** Start SUPPLIED INFORMATION **
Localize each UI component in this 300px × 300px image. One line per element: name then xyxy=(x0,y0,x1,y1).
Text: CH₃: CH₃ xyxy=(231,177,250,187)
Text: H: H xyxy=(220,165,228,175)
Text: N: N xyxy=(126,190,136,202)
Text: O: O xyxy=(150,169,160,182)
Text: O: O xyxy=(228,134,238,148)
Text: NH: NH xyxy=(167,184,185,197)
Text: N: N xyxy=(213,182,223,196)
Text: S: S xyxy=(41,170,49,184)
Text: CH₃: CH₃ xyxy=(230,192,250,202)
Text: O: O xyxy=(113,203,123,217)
** End SUPPLIED INFORMATION **
** Start SUPPLIED INFORMATION **
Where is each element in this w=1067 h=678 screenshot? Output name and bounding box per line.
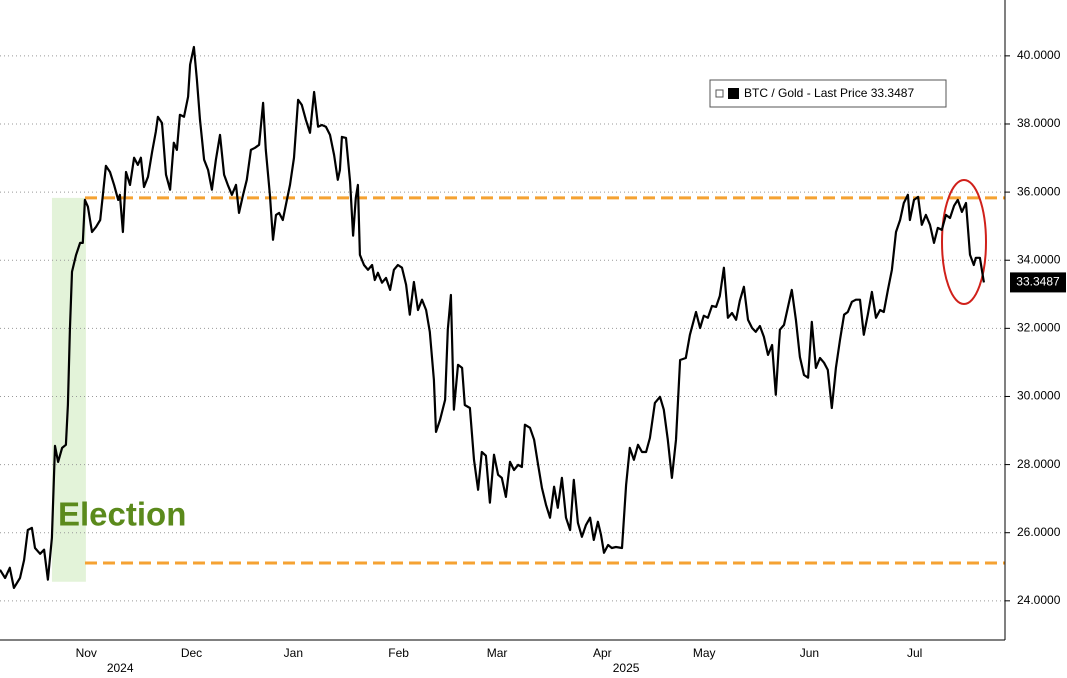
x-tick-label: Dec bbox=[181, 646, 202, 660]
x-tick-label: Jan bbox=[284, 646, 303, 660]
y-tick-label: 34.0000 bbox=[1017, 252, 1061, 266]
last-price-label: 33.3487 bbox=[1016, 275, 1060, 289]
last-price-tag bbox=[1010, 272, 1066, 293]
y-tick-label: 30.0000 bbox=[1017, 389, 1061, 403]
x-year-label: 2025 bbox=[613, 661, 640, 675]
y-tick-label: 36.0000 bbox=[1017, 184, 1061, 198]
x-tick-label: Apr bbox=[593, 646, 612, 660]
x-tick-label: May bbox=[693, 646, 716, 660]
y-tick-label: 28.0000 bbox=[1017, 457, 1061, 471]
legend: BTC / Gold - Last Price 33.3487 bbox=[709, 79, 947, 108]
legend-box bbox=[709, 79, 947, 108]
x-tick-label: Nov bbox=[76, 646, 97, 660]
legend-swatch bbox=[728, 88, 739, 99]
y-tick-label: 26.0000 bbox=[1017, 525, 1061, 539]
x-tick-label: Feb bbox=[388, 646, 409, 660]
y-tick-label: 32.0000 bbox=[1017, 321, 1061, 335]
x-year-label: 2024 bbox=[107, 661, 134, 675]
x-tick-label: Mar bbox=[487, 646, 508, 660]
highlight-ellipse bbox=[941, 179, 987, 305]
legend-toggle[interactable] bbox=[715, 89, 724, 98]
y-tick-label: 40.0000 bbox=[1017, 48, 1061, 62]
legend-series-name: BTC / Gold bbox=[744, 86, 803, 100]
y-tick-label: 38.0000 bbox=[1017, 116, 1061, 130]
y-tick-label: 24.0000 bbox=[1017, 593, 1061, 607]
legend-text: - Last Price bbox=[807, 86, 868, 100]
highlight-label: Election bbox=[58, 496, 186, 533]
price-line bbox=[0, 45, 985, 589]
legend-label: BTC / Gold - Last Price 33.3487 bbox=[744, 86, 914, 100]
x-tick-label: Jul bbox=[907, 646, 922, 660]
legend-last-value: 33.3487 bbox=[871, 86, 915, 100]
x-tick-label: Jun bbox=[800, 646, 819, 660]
** End SUPPLIED INFORMATION **
** Start SUPPLIED INFORMATION **
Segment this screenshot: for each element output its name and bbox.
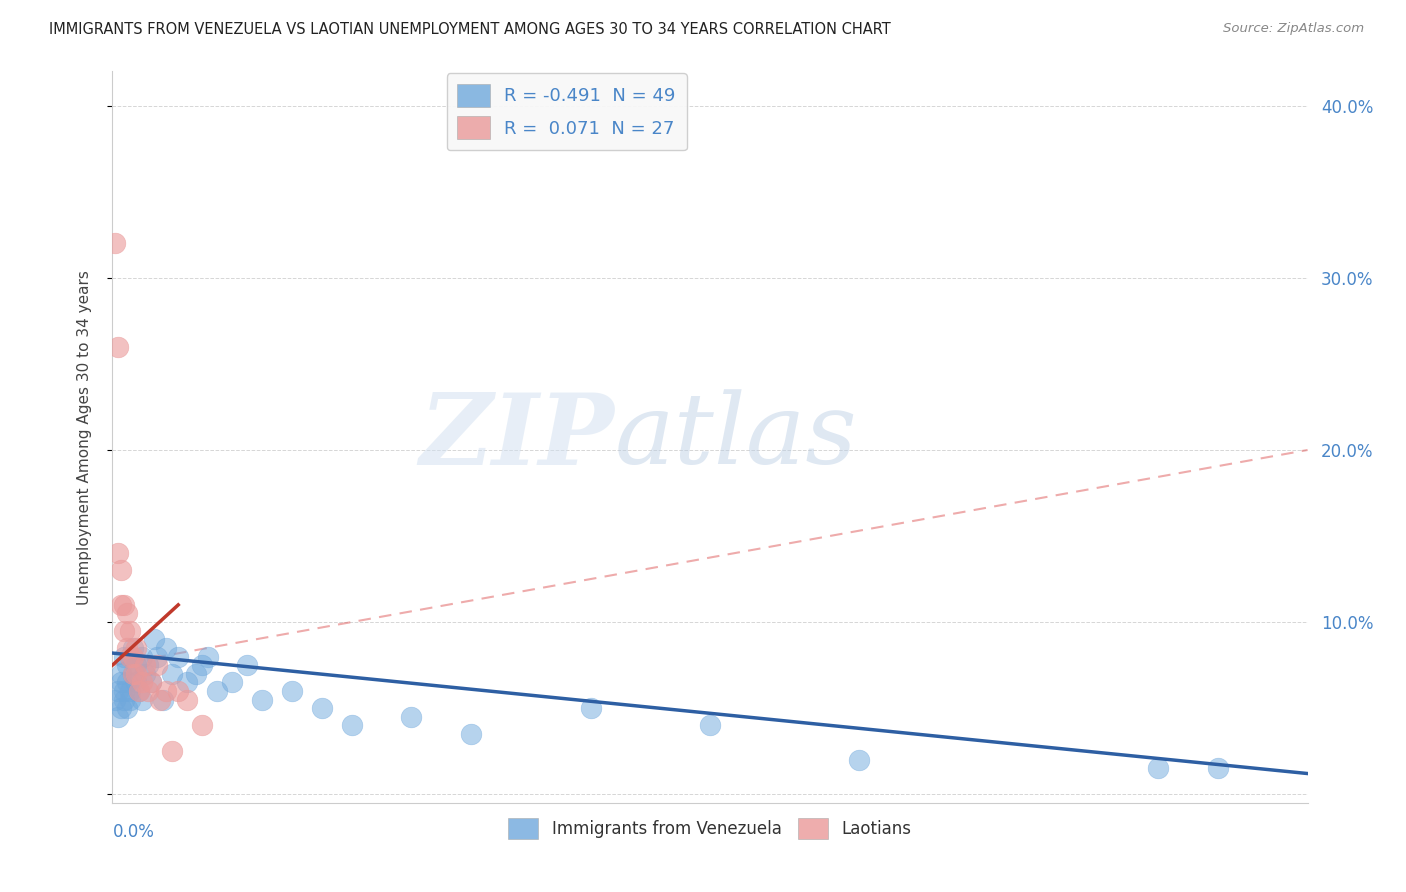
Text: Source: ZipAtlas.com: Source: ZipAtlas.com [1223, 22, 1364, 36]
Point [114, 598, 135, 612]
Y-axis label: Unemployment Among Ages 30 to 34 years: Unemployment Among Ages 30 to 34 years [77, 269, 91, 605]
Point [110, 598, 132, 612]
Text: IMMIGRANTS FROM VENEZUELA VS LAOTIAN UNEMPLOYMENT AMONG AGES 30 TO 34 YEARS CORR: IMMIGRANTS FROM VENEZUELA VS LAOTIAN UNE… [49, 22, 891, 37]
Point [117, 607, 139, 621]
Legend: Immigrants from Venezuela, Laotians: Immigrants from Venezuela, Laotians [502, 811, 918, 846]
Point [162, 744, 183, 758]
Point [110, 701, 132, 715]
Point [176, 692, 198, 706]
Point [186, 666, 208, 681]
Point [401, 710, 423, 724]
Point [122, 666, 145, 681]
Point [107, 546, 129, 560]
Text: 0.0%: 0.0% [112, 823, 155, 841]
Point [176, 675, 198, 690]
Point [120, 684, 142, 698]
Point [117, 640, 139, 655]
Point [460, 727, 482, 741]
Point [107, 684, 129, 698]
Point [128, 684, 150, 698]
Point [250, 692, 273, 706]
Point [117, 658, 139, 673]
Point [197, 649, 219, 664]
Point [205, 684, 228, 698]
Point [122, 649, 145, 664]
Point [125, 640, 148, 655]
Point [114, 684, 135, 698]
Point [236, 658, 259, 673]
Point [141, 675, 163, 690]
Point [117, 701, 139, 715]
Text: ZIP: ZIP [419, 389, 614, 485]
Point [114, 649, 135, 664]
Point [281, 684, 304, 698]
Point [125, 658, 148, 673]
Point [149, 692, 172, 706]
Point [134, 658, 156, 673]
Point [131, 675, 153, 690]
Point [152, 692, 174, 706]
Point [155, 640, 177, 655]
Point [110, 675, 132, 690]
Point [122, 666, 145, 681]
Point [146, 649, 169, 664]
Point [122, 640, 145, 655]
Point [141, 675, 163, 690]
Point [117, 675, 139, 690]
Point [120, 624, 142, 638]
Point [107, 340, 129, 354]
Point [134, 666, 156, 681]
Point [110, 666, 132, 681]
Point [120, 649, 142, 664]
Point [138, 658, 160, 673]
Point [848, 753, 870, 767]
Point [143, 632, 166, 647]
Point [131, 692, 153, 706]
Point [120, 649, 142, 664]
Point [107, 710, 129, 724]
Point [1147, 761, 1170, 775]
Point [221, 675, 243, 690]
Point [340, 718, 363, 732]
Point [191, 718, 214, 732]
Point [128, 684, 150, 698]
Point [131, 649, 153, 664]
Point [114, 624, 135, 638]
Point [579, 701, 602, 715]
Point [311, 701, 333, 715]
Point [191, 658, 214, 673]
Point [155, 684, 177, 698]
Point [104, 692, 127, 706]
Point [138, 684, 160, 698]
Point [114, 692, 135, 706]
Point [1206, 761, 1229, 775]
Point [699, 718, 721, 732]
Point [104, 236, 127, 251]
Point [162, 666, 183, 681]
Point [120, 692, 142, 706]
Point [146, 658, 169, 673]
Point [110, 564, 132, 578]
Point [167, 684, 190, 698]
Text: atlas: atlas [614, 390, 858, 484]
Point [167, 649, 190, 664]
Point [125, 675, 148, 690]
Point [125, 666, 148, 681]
** End SUPPLIED INFORMATION **
• **YOUR OBJECTIVE**: Turn the items above into a JSON list of strings, one string per line, starting with the line that contains "Where is each" and going on through the line that contains "y-tick-label: 30.0000 bbox=[1017, 389, 1061, 403]". Skip blank lines and leave the pictures out.

• **SOLUTION TO THE PROBLEM**:
[
  "Where is each element in this w=1067 h=678 screenshot? Output name and bounding box per line.",
  "x-tick-label: Dec bbox=[181, 646, 202, 660]",
  "x-tick-label: Jan bbox=[284, 646, 303, 660]",
  "y-tick-label: 34.0000 bbox=[1017, 252, 1061, 266]",
  "last-price-label: 33.3487 bbox=[1016, 275, 1060, 289]",
  "last-price-tag bbox=[1010, 272, 1066, 293]",
  "y-tick-label: 30.0000 bbox=[1017, 389, 1061, 403]"
]